EXERCISE REQUIREMENTS.
1 - In the neon transformer post, what happened to the 1 meg resistors during the test?
2 - Repeat everything in the neon transformer post from "i guess it could" down to "rounded triangle wave?".

SOURCE TEXT.

Original poster: "jimmy hynes by way of Terry Fritz <twftesla-at-qwest-dot-net>" <chunkyboy86-at-yahoo-dot-com>


i guess it could have been a rounded triangle wave instead of a pure sine wave
but i fried all my 1 meg resistors in that test so i couldnt check. i couldnt
measure the resistance of my secondary, so i guess there is a capacitor in
there. why would that explain the rounded triangle wave though? i did a pspice
simulation of a transformer with a capacitor and resistor in series with the
secondary and got a weird sawtooth/square wave. the voltage raised instantly to
the max and then drained down a little bit then instantly went to the maximum
negative potential and did the same thing. what would i do with the capacitor
to get a rounded triangle wave? 

  Tesla list <tesla-at-pupman-dot-com>
>
>  wrote:  
> Original poster: "Justin Hays by way of Terry Fritz " 
>
> Hi All,
>
> > i bought a 15kv 20ma at 20khz solid state neon transformer off 
> > ebay. i made a voltage divider with a couple of 1 meg resistors and
>
> > looked at it with an oscilliscope. i was suprised to see that the 
> > voltage was sinusoidal. why is it sinusoidal? i was guessing it 
> > would be square wave or maybe a pretty low voltage with high 
> > voltage spikes, like in a flyback transformer. if it uses resonance
>
> > for at least some voltage gain it would be a sine wave but i dont 
> > see how else it could put out sine waves(except for wasting a bunch
>
> > of energy in the switches).

SUPPLIED DATA.
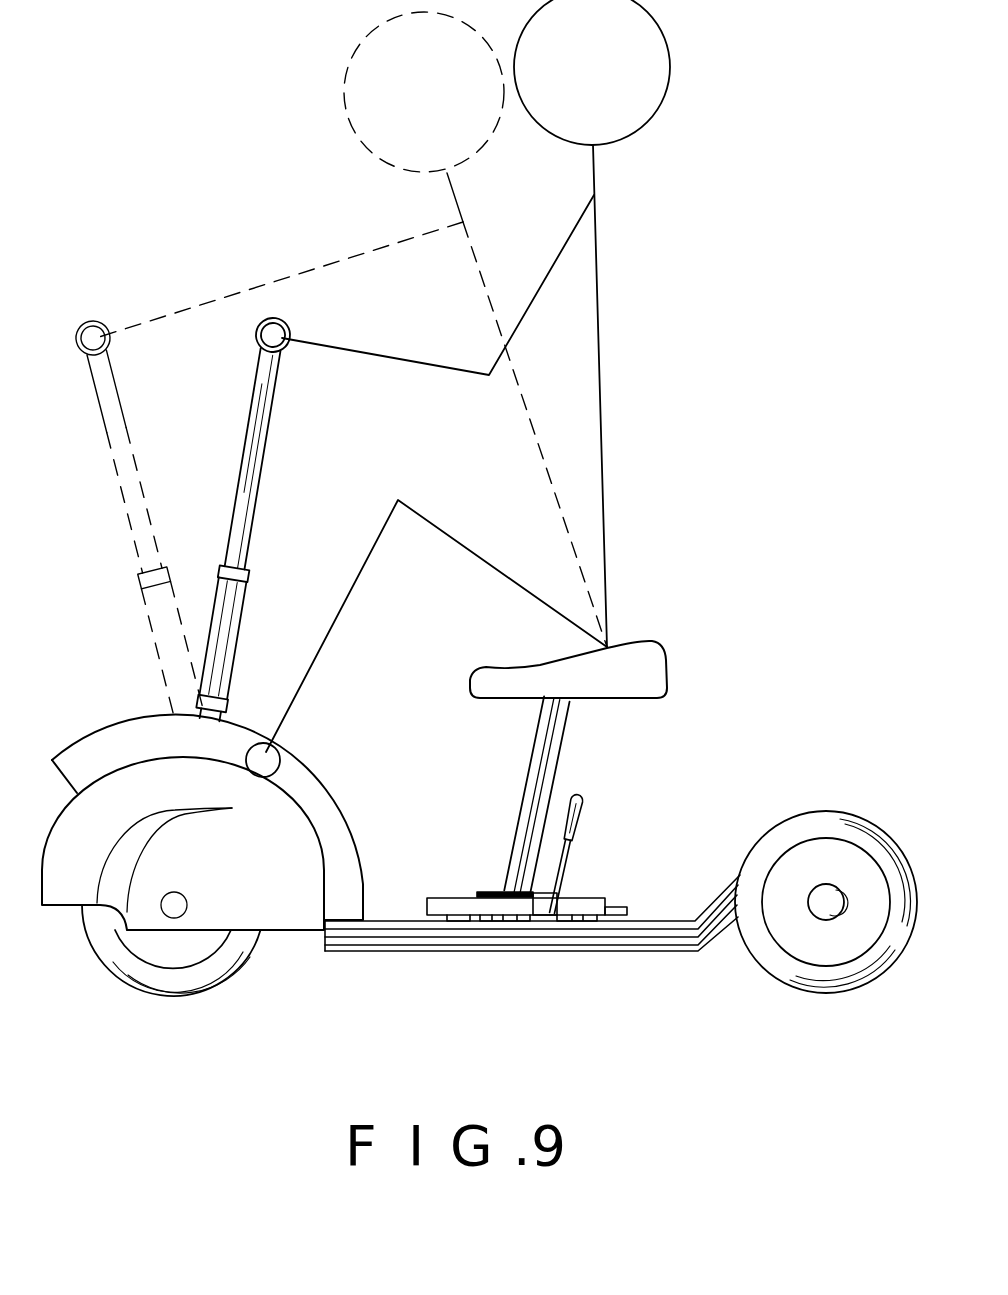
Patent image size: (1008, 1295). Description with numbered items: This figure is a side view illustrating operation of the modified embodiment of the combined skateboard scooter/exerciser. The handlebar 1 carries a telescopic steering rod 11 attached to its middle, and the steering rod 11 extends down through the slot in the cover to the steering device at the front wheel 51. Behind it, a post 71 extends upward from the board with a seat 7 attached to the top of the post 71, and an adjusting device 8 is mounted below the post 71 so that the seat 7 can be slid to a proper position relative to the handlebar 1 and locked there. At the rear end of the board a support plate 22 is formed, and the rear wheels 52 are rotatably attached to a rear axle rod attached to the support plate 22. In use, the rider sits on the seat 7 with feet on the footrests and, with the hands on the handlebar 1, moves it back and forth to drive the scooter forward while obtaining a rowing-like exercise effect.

OUTPUTS IN ORDER.
1 - They were all fried.

2 -
i guess it could have been a rounded triangle wave instead of a pure sine wave
but i fried all my 1 meg resistors in that test so i couldnt check. i couldnt
measure the resistance of my secondary, so i guess there is a capacitor in
there. why would that explain the rounded triangle wave though? i did a pspice
simulation of a transformer with a capacitor and resistor in series with the
secondary and got a weird sawtooth/square wave. the voltage raised instantly to
the max and then drained down a little bit then instantly went to the maximum
negative potential and did the same thing. what would i do with the capacitor
to get a rounded triangle wave?